TASK DETAILS -
An exact, complete copy of the entries is what is needed.

PROVIDED ENTRIES -
Start of Block

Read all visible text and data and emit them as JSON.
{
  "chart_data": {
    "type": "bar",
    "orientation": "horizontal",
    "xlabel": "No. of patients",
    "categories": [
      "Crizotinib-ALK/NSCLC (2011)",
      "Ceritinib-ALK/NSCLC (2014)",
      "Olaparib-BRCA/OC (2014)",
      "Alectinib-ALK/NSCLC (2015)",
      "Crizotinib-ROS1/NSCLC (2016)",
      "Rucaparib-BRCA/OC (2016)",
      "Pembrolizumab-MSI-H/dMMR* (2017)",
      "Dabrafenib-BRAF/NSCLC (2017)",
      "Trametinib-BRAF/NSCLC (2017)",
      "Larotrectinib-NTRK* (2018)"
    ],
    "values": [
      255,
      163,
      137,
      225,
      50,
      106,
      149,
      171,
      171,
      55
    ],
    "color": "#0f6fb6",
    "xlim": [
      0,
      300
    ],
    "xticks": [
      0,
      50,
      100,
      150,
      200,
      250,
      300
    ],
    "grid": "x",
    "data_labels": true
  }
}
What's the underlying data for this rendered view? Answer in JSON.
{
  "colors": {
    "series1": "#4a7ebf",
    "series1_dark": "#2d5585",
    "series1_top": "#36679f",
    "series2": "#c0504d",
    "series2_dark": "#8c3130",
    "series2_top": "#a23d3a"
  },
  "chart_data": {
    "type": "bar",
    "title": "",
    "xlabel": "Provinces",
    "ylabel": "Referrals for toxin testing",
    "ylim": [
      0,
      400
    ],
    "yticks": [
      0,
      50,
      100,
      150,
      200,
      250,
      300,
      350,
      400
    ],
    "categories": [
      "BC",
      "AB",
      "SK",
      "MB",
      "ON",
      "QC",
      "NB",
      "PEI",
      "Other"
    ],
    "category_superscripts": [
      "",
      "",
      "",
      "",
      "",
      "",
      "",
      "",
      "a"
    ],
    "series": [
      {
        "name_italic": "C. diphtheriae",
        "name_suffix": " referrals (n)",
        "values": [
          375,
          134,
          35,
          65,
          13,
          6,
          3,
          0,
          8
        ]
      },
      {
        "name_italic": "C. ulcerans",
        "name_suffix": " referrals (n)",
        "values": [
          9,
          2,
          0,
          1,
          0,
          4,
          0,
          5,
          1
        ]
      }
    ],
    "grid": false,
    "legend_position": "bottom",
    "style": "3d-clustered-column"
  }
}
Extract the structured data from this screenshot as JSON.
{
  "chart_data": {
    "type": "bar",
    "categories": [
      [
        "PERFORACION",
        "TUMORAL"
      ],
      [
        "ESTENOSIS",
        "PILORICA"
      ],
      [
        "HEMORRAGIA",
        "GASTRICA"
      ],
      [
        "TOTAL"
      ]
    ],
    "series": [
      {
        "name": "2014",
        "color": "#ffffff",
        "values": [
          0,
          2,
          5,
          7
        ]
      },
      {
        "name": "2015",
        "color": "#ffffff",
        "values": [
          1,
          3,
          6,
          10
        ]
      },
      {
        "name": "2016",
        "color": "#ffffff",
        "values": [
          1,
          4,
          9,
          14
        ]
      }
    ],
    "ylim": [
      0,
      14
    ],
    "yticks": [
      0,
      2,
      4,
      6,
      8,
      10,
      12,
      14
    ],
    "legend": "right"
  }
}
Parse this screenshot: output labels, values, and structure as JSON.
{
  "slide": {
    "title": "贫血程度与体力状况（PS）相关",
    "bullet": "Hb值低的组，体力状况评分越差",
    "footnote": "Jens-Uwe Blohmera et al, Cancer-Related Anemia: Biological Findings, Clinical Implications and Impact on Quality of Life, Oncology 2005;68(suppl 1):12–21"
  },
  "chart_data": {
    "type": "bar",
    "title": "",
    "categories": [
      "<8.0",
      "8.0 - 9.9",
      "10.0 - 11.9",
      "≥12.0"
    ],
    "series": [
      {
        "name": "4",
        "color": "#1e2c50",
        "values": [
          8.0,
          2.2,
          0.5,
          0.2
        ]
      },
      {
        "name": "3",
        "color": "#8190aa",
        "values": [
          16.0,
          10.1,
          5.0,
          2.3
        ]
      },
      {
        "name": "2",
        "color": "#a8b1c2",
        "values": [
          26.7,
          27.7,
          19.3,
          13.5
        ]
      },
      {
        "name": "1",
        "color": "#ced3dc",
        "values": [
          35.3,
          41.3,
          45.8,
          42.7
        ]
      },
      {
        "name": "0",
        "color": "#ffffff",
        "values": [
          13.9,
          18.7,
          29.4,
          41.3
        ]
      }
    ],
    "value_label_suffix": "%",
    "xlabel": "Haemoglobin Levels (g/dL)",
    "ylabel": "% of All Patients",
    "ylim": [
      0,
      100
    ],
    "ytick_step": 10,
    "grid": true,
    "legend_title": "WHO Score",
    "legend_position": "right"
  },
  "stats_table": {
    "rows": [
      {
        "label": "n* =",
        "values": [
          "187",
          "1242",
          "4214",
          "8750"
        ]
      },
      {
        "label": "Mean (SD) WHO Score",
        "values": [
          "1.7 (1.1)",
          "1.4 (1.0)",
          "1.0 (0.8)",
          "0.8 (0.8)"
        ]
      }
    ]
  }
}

End of Block

TASK ANSWER -
Read all visible text and data and emit them as JSON.
{
  "chart_data": {
    "type": "bar",
    "orientation": "horizontal",
    "xlabel": "No. of patients",
    "categories": [
      "Crizotinib-ALK/NSCLC (2011)",
      "Ceritinib-ALK/NSCLC (2014)",
      "Olaparib-BRCA/OC (2014)",
      "Alectinib-ALK/NSCLC (2015)",
      "Crizotinib-ROS1/NSCLC (2016)",
      "Rucaparib-BRCA/OC (2016)",
      "Pembrolizumab-MSI-H/dMMR* (2017)",
      "Dabrafenib-BRAF/NSCLC (2017)",
      "Trametinib-BRAF/NSCLC (2017)",
      "Larotrectinib-NTRK* (2018)"
    ],
    "values": [
      255,
      163,
      137,
      225,
      50,
      106,
      149,
      171,
      171,
      55
    ],
    "color": "#0f6fb6",
    "xlim": [
      0,
      300
    ],
    "xticks": [
      0,
      50,
      100,
      150,
      200,
      250,
      300
    ],
    "grid": "x",
    "data_labels": true
  }
}
What's the underlying data for this rendered view? Answer in JSON.
{
  "colors": {
    "series1": "#4a7ebf",
    "series1_dark": "#2d5585",
    "series1_top": "#36679f",
    "series2": "#c0504d",
    "series2_dark": "#8c3130",
    "series2_top": "#a23d3a"
  },
  "chart_data": {
    "type": "bar",
    "title": "",
    "xlabel": "Provinces",
    "ylabel": "Referrals for toxin testing",
    "ylim": [
      0,
      400
    ],
    "yticks": [
      0,
      50,
      100,
      150,
      200,
      250,
      300,
      350,
      400
    ],
    "categories": [
      "BC",
      "AB",
      "SK",
      "MB",
      "ON",
      "QC",
      "NB",
      "PEI",
      "Other"
    ],
    "category_superscripts": [
      "",
      "",
      "",
      "",
      "",
      "",
      "",
      "",
      "a"
    ],
    "series": [
      {
        "name_italic": "C. diphtheriae",
        "name_suffix": " referrals (n)",
        "values": [
          375,
          134,
          35,
          65,
          13,
          6,
          3,
          0,
          8
        ]
      },
      {
        "name_italic": "C. ulcerans",
        "name_suffix": " referrals (n)",
        "values": [
          9,
          2,
          0,
          1,
          0,
          4,
          0,
          5,
          1
        ]
      }
    ],
    "grid": false,
    "legend_position": "bottom",
    "style": "3d-clustered-column"
  }
}
Extract the structured data from this screenshot as JSON.
{
  "chart_data": {
    "type": "bar",
    "categories": [
      [
        "PERFORACION",
        "TUMORAL"
      ],
      [
        "ESTENOSIS",
        "PILORICA"
      ],
      [
        "HEMORRAGIA",
        "GASTRICA"
      ],
      [
        "TOTAL"
      ]
    ],
    "series": [
      {
        "name": "2014",
        "color": "#ffffff",
        "values": [
          0,
          2,
          5,
          7
        ]
      },
      {
        "name": "2015",
        "color": "#ffffff",
        "values": [
          1,
          3,
          6,
          10
        ]
      },
      {
        "name": "2016",
        "color": "#ffffff",
        "values": [
          1,
          4,
          9,
          14
        ]
      }
    ],
    "ylim": [
      0,
      14
    ],
    "yticks": [
      0,
      2,
      4,
      6,
      8,
      10,
      12,
      14
    ],
    "legend": "right"
  }
}
Parse this screenshot: output labels, values, and structure as JSON.
{
  "slide": {
    "title": "贫血程度与体力状况（PS）相关",
    "bullet": "Hb值低的组，体力状况评分越差",
    "footnote": "Jens-Uwe Blohmera et al, Cancer-Related Anemia: Biological Findings, Clinical Implications and Impact on Quality of Life, Oncology 2005;68(suppl 1):12–21"
  },
  "chart_data": {
    "type": "bar",
    "title": "",
    "categories": [
      "<8.0",
      "8.0 - 9.9",
      "10.0 - 11.9",
      "≥12.0"
    ],
    "series": [
      {
        "name": "4",
        "color": "#1e2c50",
        "values": [
          8.0,
          2.2,
          0.5,
          0.2
        ]
      },
      {
        "name": "3",
        "color": "#8190aa",
        "values": [
          16.0,
          10.1,
          5.0,
          2.3
        ]
      },
      {
        "name": "2",
        "color": "#a8b1c2",
        "values": [
          26.7,
          27.7,
          19.3,
          13.5
        ]
      },
      {
        "name": "1",
        "color": "#ced3dc",
        "values": [
          35.3,
          41.3,
          45.8,
          42.7
        ]
      },
      {
        "name": "0",
        "color": "#ffffff",
        "values": [
          13.9,
          18.7,
          29.4,
          41.3
        ]
      }
    ],
    "value_label_suffix": "%",
    "xlabel": "Haemoglobin Levels (g/dL)",
    "ylabel": "% of All Patients",
    "ylim": [
      0,
      100
    ],
    "ytick_step": 10,
    "grid": true,
    "legend_title": "WHO Score",
    "legend_position": "right"
  },
  "stats_table": {
    "rows": [
      {
        "label": "n* =",
        "values": [
          "187",
          "1242",
          "4214",
          "8750"
        ]
      },
      {
        "label": "Mean (SD) WHO Score",
        "values": [
          "1.7 (1.1)",
          "1.4 (1.0)",
          "1.0 (0.8)",
          "0.8 (0.8)"
        ]
      }
    ]
  }
}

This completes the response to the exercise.